[Records contained in a dataset]

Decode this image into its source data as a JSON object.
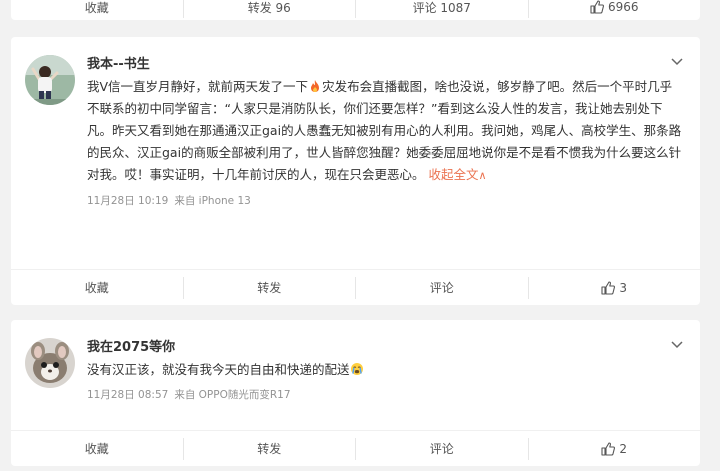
{
  "top_bar": {
    "fav_label": "收藏",
    "repost_label": "转发 96",
    "comment_label": "评论 1087",
    "like_label": "6966"
  },
  "post1": {
    "username": "我本--书生",
    "text_a": "我V信一直岁月静好，就前两天发了一下",
    "text_b": "灾发布会直播截图，啥也没说，够岁静了吧。然后一个平时几乎不联系的初中同学留言：“人家只是消防队长，你们还要怎样？”看到这么没人性的发言，我让她去别处下凡。昨天又看到她在那通通汉正gai的人愚蠢无知被别有用心的人利用。我问她，鸡尾人、高校学生、那条路的民众、汉正gai的商贩全部被利用了，世人皆醉您独醒？她委委屈屈地说你是不是看不惯我为什么要这么针对我。哎！事实证明，十几年前讨厌的人，现在只会更恶心。",
    "expand_label": "收起全文",
    "time": "11月28日 10:19",
    "source": "来自 iPhone 13",
    "fav_label": "收藏",
    "repost_label": "转发",
    "comment_label": "评论",
    "like_count": "3",
    "fire_icon": "fire-icon"
  },
  "post2": {
    "username": "我在2075等你",
    "text": "没有汉正该，就没有我今天的自由和快递的配送",
    "time": "11月28日 08:57",
    "source": "来自 OPPO随光而变R17",
    "fav_label": "收藏",
    "repost_label": "转发",
    "comment_label": "评论",
    "like_count": "2",
    "emoji_icon": "crying-face-icon"
  },
  "colors": {
    "accent": "#eb7350",
    "meta": "#939393",
    "background": "#f2f2f2"
  }
}
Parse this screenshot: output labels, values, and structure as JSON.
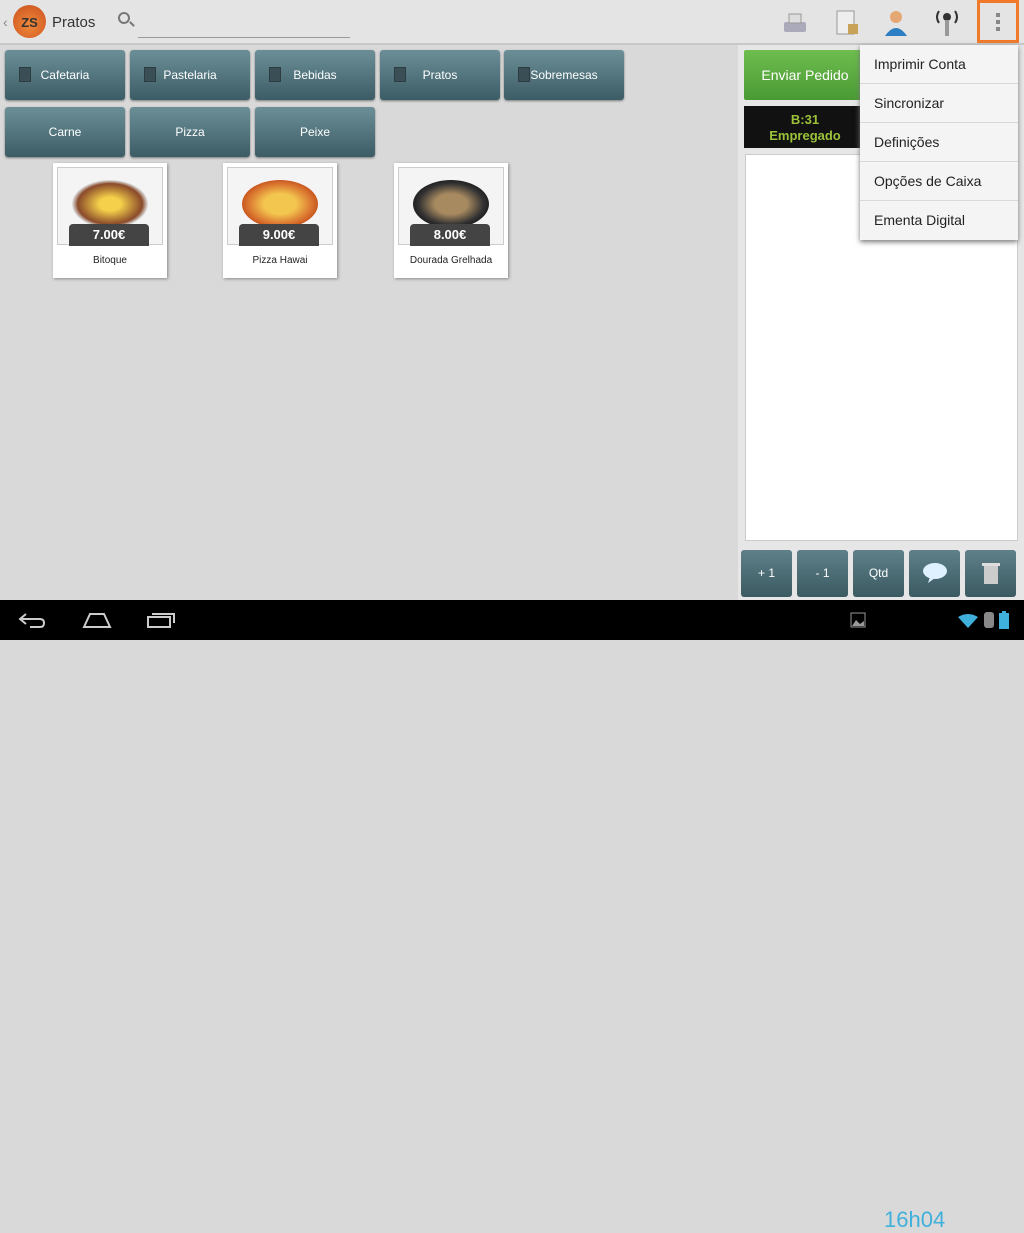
{
  "app": {
    "title": "Pratos",
    "logo_text": "ZS",
    "search_placeholder": ""
  },
  "toolbar": {
    "icons": [
      "cash-register-icon",
      "report-icon",
      "user-icon",
      "wireless-icon",
      "overflow-menu-icon"
    ]
  },
  "categories": [
    {
      "label": "Cafetaria",
      "icon": "list-icon"
    },
    {
      "label": "Pastelaria",
      "icon": "list-icon"
    },
    {
      "label": "Bebidas",
      "icon": "copy-icon"
    },
    {
      "label": "Pratos",
      "icon": "copy-icon"
    },
    {
      "label": "Sobremesas",
      "icon": "list-icon"
    },
    {
      "label": "Carne"
    },
    {
      "label": "Pizza"
    },
    {
      "label": "Peixe"
    }
  ],
  "products": [
    {
      "name": "Bitoque",
      "price": "7.00€"
    },
    {
      "name": "Pizza Hawai",
      "price": "9.00€"
    },
    {
      "name": "Dourada Grelhada",
      "price": "8.00€"
    }
  ],
  "order": {
    "send_label": "Enviar Pedido",
    "table": "B:31",
    "employee": "Empregado"
  },
  "menu": [
    "Imprimir Conta",
    "Sincronizar",
    "Definições",
    "Opções de Caixa",
    "Ementa Digital"
  ],
  "actions": {
    "plus": "+ 1",
    "minus": "- 1",
    "qty": "Qtd"
  },
  "status": {
    "time": "16h04"
  },
  "colors": {
    "accent": "#f07a2a",
    "send": "#5aaa40",
    "clock": "#3fb0dc"
  }
}
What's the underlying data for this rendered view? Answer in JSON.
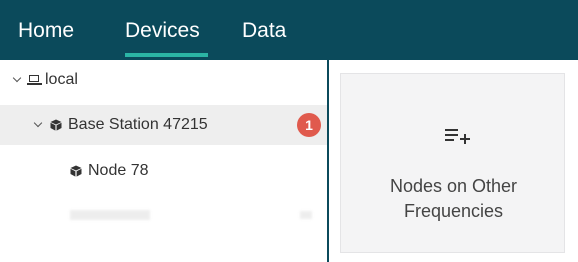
{
  "nav": {
    "tabs": [
      {
        "label": "Home"
      },
      {
        "label": "Devices",
        "active": true
      },
      {
        "label": "Data"
      }
    ]
  },
  "tree": {
    "root": {
      "label": "local",
      "icon": "laptop-icon",
      "expanded": true
    },
    "station": {
      "label": "Base Station 47215",
      "icon": "cube-icon",
      "expanded": true,
      "badge": "1"
    },
    "node": {
      "label": "Node 78",
      "icon": "cube-icon"
    }
  },
  "panel": {
    "icon": "playlist-add-icon",
    "line1": "Nodes on Other",
    "line2": "Frequencies"
  },
  "colors": {
    "nav_bg": "#0b4a5b",
    "accent": "#2bb5a5",
    "badge": "#e05a4d",
    "selected_row": "#eeeeee"
  }
}
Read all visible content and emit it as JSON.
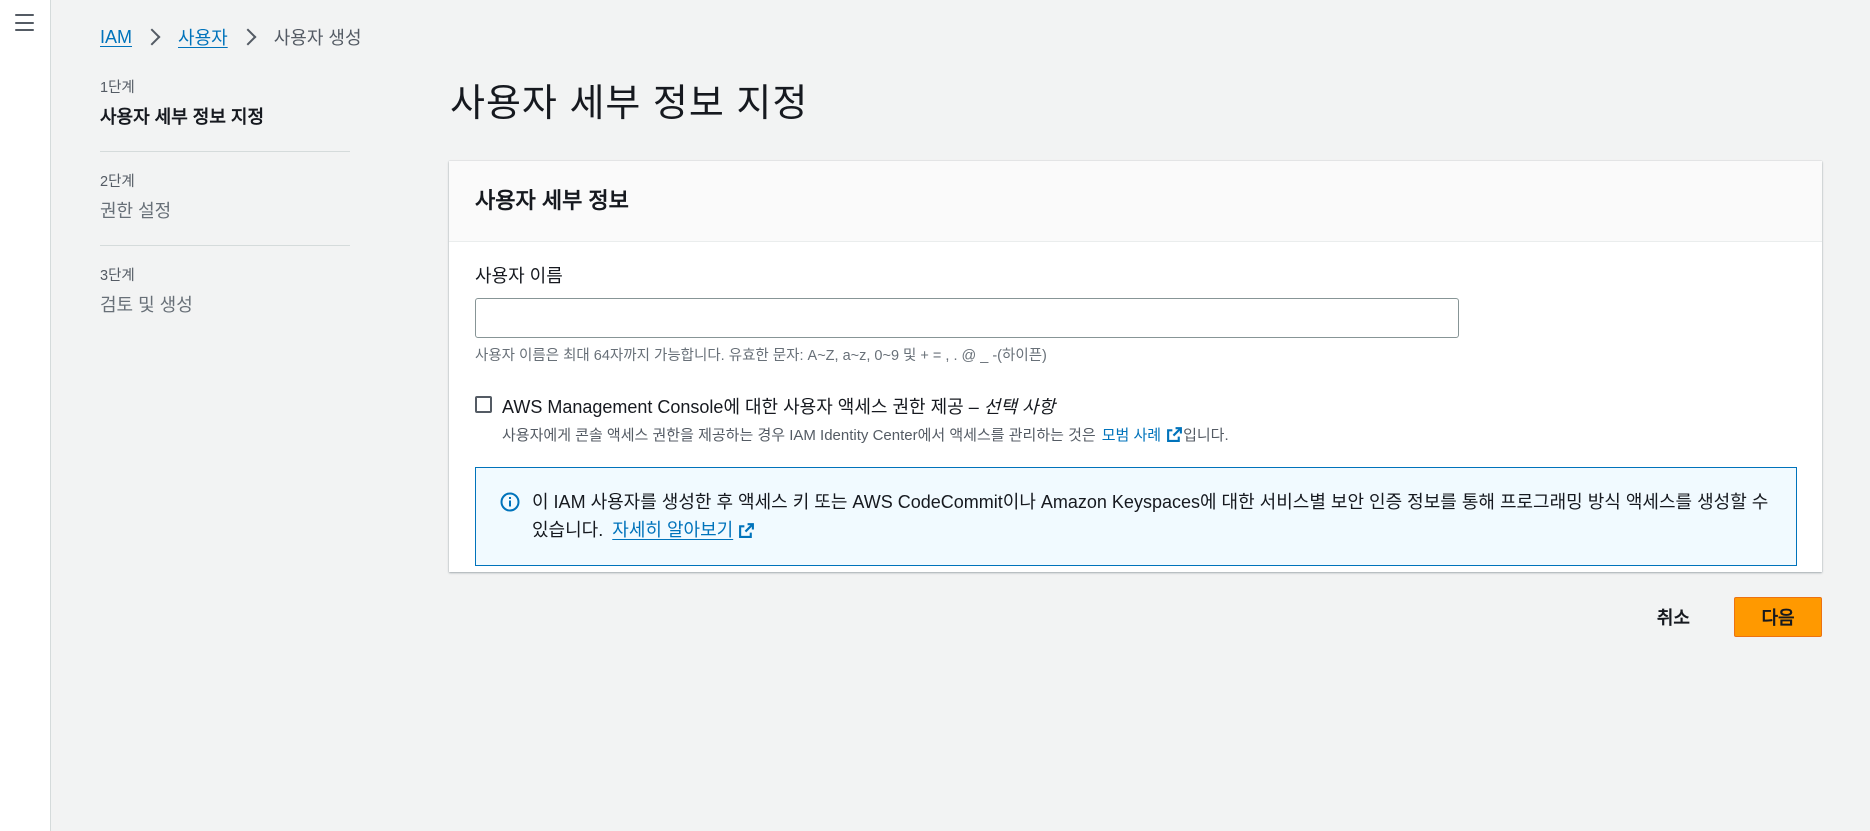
{
  "breadcrumb": {
    "items": [
      "IAM",
      "사용자"
    ],
    "current": "사용자 생성"
  },
  "steps": [
    {
      "num": "1단계",
      "title": "사용자 세부 정보 지정"
    },
    {
      "num": "2단계",
      "title": "권한 설정"
    },
    {
      "num": "3단계",
      "title": "검토 및 생성"
    }
  ],
  "page_title": "사용자 세부 정보 지정",
  "panel": {
    "header": "사용자 세부 정보",
    "username_label": "사용자 이름",
    "username_value": "",
    "username_hint": "사용자 이름은 최대 64자까지 가능합니다. 유효한 문자: A~Z, a~z, 0~9 및 + = , . @ _ -(하이픈)",
    "console_access_label": "AWS Management Console에 대한 사용자 액세스 권한 제공 –",
    "console_access_optional": "선택 사항",
    "console_access_desc": "사용자에게 콘솔 액세스 권한을 제공하는 경우 IAM Identity Center에서 액세스를 관리하는 것은",
    "best_practice_link": "모범 사례",
    "console_access_desc_suffix": "입니다.",
    "info_text": "이 IAM 사용자를 생성한 후 액세스 키 또는 AWS CodeCommit이나 Amazon Keyspaces에 대한 서비스별 보안 인증 정보를 통해 프로그래밍 방식 액세스를 생성할 수 있습니다.",
    "learn_more": "자세히 알아보기"
  },
  "actions": {
    "cancel": "취소",
    "next": "다음"
  },
  "colors": {
    "link": "#0073bb",
    "primary_button": "#ff9900",
    "info_bg": "#f1faff"
  },
  "icons": [
    "menu-icon",
    "chevron-right-icon",
    "external-link-icon",
    "info-icon"
  ]
}
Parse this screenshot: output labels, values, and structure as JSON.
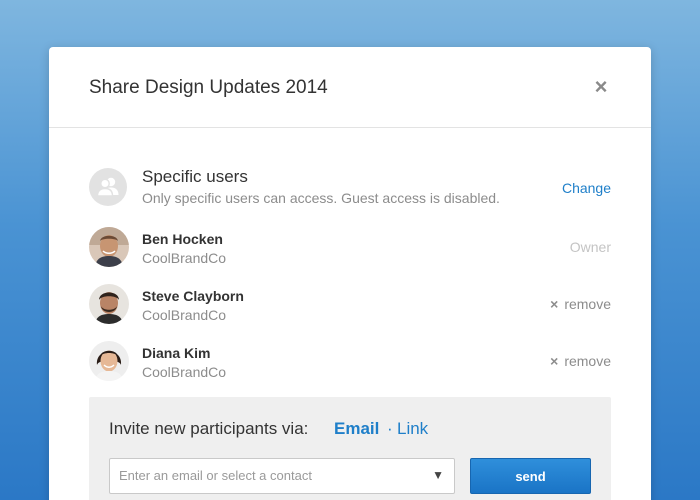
{
  "dialog": {
    "title": "Share Design Updates 2014",
    "close_icon": "close-icon",
    "close_glyph": "×"
  },
  "access": {
    "icon": "users-group-icon",
    "title": "Specific users",
    "description": "Only specific users can access. Guest access is disabled.",
    "change_label": "Change"
  },
  "users": [
    {
      "name": "Ben Hocken",
      "company": "CoolBrandCo",
      "role": "Owner"
    },
    {
      "name": "Steve Clayborn",
      "company": "CoolBrandCo",
      "action": "remove"
    },
    {
      "name": "Diana Kim",
      "company": "CoolBrandCo",
      "action": "remove"
    }
  ],
  "remove_glyph": "×",
  "invite": {
    "label": "Invite new participants via:",
    "email_label": "Email",
    "separator": "·",
    "link_label": "Link",
    "contact_placeholder": "Enter an email or select a contact",
    "dropdown_arrow": "▼",
    "send_label": "send"
  },
  "colors": {
    "accent": "#1f7fc9",
    "send_button": "#2384d1",
    "background_top": "#7fb6df",
    "background_bottom": "#2b78c6"
  }
}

> TASK TO COMPLETE: Search the data for "accent". Copy every line that has it.

> REPLY TO THE TASK:
    "accent": "#eb7350",
    "accent": "#f07a2a",
    "accent": "#2bb5a5",
    "accent": "#1f7fc9",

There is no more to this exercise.